◆ **Recorded information**:
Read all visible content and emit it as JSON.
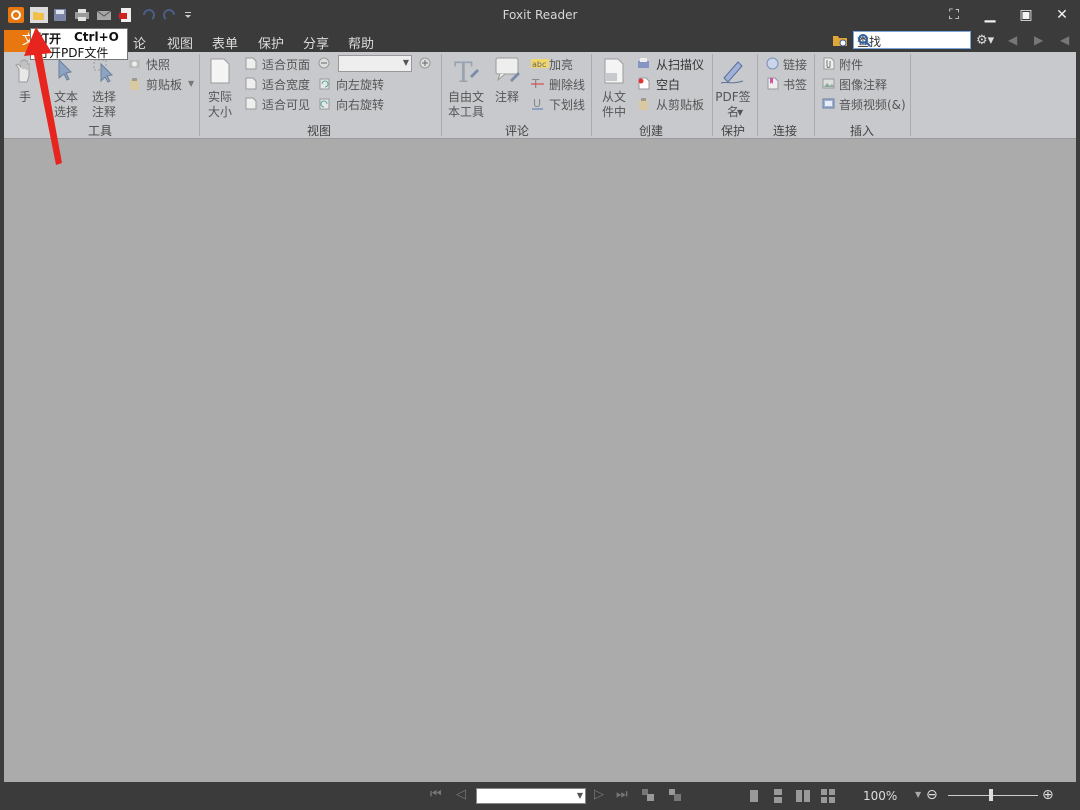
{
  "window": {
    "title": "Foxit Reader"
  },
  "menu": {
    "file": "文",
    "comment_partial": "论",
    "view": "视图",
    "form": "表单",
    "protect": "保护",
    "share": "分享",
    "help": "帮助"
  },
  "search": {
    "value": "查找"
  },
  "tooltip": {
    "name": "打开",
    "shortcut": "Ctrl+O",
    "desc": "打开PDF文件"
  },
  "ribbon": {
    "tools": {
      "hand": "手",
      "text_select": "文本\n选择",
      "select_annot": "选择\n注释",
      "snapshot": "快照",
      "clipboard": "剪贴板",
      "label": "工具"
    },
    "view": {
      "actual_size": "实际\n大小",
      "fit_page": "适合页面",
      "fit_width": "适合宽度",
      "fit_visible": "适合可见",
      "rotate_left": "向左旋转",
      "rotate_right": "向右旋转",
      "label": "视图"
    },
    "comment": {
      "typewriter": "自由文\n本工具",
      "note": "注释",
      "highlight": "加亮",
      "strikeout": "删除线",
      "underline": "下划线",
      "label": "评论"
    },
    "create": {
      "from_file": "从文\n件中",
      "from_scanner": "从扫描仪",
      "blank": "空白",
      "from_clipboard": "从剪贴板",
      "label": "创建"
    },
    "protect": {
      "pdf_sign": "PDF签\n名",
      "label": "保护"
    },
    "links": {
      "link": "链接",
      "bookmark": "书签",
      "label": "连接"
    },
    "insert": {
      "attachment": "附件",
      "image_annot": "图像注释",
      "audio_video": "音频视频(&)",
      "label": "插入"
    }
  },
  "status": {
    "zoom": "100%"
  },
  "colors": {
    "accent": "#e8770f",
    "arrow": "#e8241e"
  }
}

◆ **Aim of the task**:
Reproduce every line precisely as given, omitting all pictures.

◆ **Completed exercise**:
Read all visible content and emit it as JSON.
{
  "window": {
    "title": "Foxit Reader"
  },
  "menu": {
    "file": "文",
    "comment_partial": "论",
    "view": "视图",
    "form": "表单",
    "protect": "保护",
    "share": "分享",
    "help": "帮助"
  },
  "search": {
    "value": "查找"
  },
  "tooltip": {
    "name": "打开",
    "shortcut": "Ctrl+O",
    "desc": "打开PDF文件"
  },
  "ribbon": {
    "tools": {
      "hand": "手",
      "text_select": "文本\n选择",
      "select_annot": "选择\n注释",
      "snapshot": "快照",
      "clipboard": "剪贴板",
      "label": "工具"
    },
    "view": {
      "actual_size": "实际\n大小",
      "fit_page": "适合页面",
      "fit_width": "适合宽度",
      "fit_visible": "适合可见",
      "rotate_left": "向左旋转",
      "rotate_right": "向右旋转",
      "label": "视图"
    },
    "comment": {
      "typewriter": "自由文\n本工具",
      "note": "注释",
      "highlight": "加亮",
      "strikeout": "删除线",
      "underline": "下划线",
      "label": "评论"
    },
    "create": {
      "from_file": "从文\n件中",
      "from_scanner": "从扫描仪",
      "blank": "空白",
      "from_clipboard": "从剪贴板",
      "label": "创建"
    },
    "protect": {
      "pdf_sign": "PDF签\n名",
      "label": "保护"
    },
    "links": {
      "link": "链接",
      "bookmark": "书签",
      "label": "连接"
    },
    "insert": {
      "attachment": "附件",
      "image_annot": "图像注释",
      "audio_video": "音频视频(&)",
      "label": "插入"
    }
  },
  "status": {
    "zoom": "100%"
  },
  "colors": {
    "accent": "#e8770f",
    "arrow": "#e8241e"
  }
}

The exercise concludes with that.